Check every line of the data below for the string "field", and copy the ones that hold it.

◆ Extracted data ◆
[Begin]
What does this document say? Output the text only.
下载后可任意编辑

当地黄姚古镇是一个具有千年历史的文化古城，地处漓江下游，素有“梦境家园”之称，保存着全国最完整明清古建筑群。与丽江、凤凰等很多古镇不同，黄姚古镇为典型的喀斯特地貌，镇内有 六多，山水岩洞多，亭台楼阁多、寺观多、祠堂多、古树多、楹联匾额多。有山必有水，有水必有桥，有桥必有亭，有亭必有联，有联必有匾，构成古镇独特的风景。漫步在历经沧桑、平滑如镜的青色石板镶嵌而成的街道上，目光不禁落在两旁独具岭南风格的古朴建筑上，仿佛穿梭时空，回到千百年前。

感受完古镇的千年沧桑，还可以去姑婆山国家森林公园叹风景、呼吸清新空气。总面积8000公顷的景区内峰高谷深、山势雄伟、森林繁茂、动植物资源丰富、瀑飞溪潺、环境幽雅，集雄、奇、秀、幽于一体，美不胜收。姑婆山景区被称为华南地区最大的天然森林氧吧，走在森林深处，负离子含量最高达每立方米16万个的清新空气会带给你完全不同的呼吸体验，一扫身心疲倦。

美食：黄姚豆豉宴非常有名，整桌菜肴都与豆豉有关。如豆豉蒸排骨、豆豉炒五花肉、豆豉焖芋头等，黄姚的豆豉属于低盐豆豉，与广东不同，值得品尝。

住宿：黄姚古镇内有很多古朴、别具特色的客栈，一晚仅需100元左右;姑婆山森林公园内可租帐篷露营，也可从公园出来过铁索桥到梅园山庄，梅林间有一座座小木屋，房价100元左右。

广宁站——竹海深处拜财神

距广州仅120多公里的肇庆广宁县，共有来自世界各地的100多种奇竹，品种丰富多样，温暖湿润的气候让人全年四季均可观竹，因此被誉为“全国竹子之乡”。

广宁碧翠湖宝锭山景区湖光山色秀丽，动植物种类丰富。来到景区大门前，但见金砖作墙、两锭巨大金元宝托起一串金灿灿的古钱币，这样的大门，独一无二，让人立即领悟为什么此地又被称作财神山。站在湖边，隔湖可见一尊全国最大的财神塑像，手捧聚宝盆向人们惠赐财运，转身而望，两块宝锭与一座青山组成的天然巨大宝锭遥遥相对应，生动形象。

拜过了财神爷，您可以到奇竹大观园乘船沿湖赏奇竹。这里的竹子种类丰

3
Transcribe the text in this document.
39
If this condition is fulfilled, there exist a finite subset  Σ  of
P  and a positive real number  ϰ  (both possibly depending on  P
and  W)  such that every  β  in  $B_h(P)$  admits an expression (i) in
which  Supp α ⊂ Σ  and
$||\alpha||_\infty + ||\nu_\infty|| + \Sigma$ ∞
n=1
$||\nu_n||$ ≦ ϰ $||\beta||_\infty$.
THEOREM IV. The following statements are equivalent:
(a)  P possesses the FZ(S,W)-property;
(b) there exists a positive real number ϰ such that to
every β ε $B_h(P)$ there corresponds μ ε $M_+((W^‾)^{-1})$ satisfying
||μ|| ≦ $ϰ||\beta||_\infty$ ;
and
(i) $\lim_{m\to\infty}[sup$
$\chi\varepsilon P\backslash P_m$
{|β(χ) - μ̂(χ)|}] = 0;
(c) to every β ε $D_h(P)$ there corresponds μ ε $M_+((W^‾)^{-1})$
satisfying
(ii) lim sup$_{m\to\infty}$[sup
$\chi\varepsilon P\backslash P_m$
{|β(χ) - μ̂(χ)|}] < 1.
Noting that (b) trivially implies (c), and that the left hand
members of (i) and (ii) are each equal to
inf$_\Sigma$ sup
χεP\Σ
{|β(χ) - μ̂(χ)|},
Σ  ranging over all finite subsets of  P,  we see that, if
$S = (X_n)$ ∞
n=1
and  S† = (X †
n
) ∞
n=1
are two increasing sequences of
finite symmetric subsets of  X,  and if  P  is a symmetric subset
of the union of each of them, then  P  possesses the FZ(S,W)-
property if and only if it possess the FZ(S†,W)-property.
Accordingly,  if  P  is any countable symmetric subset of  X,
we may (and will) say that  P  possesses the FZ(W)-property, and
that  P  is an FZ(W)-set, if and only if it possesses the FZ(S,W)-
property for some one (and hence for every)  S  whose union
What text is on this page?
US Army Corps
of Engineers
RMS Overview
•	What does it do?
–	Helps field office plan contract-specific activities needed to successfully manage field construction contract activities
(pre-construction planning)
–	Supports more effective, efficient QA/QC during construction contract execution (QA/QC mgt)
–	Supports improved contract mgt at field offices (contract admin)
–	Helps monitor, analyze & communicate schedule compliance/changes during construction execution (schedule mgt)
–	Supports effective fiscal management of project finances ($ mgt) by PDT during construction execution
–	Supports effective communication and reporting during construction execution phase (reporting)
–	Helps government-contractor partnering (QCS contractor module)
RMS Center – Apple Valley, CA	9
[End]
◆ Solution ◆
–	Helps field office plan contract-specific activities needed to successfully manage field construction contract activities
–	Supports improved contract mgt at field offices (contract admin)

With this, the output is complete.